== Given data

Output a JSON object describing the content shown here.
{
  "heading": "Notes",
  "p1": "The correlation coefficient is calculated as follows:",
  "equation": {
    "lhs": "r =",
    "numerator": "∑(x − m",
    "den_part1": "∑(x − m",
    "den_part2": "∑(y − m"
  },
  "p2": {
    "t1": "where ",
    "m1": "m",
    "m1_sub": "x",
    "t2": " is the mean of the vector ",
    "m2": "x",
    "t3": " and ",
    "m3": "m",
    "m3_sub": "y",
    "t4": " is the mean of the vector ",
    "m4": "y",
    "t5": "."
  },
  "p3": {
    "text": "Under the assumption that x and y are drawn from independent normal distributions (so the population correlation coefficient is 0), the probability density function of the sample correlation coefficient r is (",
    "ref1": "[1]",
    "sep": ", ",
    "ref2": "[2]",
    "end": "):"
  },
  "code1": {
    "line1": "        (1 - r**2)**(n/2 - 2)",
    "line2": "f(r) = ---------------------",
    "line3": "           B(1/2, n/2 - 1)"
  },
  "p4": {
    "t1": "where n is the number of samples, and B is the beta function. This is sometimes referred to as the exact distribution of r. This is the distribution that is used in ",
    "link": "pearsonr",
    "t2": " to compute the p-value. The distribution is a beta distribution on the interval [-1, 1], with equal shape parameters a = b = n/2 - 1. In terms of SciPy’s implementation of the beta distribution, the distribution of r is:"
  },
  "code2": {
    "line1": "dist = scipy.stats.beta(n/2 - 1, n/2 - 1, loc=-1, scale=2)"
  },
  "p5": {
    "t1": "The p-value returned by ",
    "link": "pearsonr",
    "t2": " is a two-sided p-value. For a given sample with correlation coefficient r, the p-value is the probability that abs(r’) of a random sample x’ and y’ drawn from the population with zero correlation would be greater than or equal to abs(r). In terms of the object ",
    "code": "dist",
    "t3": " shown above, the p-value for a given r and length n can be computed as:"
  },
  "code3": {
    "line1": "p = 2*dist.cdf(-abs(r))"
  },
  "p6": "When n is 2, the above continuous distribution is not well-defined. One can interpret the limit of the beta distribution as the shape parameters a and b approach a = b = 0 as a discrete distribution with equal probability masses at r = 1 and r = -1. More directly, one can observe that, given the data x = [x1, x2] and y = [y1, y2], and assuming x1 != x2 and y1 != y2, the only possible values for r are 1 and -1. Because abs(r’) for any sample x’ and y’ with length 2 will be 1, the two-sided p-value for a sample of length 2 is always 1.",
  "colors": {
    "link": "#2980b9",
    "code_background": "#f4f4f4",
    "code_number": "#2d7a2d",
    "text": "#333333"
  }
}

====

Task directions >>
Return every line exactly.

Full solution >>
Output a JSON object describing the content shown here.
{
  "heading": "Notes",
  "p1": "The correlation coefficient is calculated as follows:",
  "equation": {
    "lhs": "r =",
    "numerator": "∑(x − m",
    "den_part1": "∑(x − m",
    "den_part2": "∑(y − m"
  },
  "p2": {
    "t1": "where ",
    "m1": "m",
    "m1_sub": "x",
    "t2": " is the mean of the vector ",
    "m2": "x",
    "t3": " and ",
    "m3": "m",
    "m3_sub": "y",
    "t4": " is the mean of the vector ",
    "m4": "y",
    "t5": "."
  },
  "p3": {
    "text": "Under the assumption that x and y are drawn from independent normal distributions (so the population correlation coefficient is 0), the probability density function of the sample correlation coefficient r is (",
    "ref1": "[1]",
    "sep": ", ",
    "ref2": "[2]",
    "end": "):"
  },
  "code1": {
    "line1": "        (1 - r**2)**(n/2 - 2)",
    "line2": "f(r) = ---------------------",
    "line3": "           B(1/2, n/2 - 1)"
  },
  "p4": {
    "t1": "where n is the number of samples, and B is the beta function. This is sometimes referred to as the exact distribution of r. This is the distribution that is used in ",
    "link": "pearsonr",
    "t2": " to compute the p-value. The distribution is a beta distribution on the interval [-1, 1], with equal shape parameters a = b = n/2 - 1. In terms of SciPy’s implementation of the beta distribution, the distribution of r is:"
  },
  "code2": {
    "line1": "dist = scipy.stats.beta(n/2 - 1, n/2 - 1, loc=-1, scale=2)"
  },
  "p5": {
    "t1": "The p-value returned by ",
    "link": "pearsonr",
    "t2": " is a two-sided p-value. For a given sample with correlation coefficient r, the p-value is the probability that abs(r’) of a random sample x’ and y’ drawn from the population with zero correlation would be greater than or equal to abs(r). In terms of the object ",
    "code": "dist",
    "t3": " shown above, the p-value for a given r and length n can be computed as:"
  },
  "code3": {
    "line1": "p = 2*dist.cdf(-abs(r))"
  },
  "p6": "When n is 2, the above continuous distribution is not well-defined. One can interpret the limit of the beta distribution as the shape parameters a and b approach a = b = 0 as a discrete distribution with equal probability masses at r = 1 and r = -1. More directly, one can observe that, given the data x = [x1, x2] and y = [y1, y2], and assuming x1 != x2 and y1 != y2, the only possible values for r are 1 and -1. Because abs(r’) for any sample x’ and y’ with length 2 will be 1, the two-sided p-value for a sample of length 2 is always 1.",
  "colors": {
    "link": "#2980b9",
    "code_background": "#f4f4f4",
    "code_number": "#2d7a2d",
    "text": "#333333"
  }
}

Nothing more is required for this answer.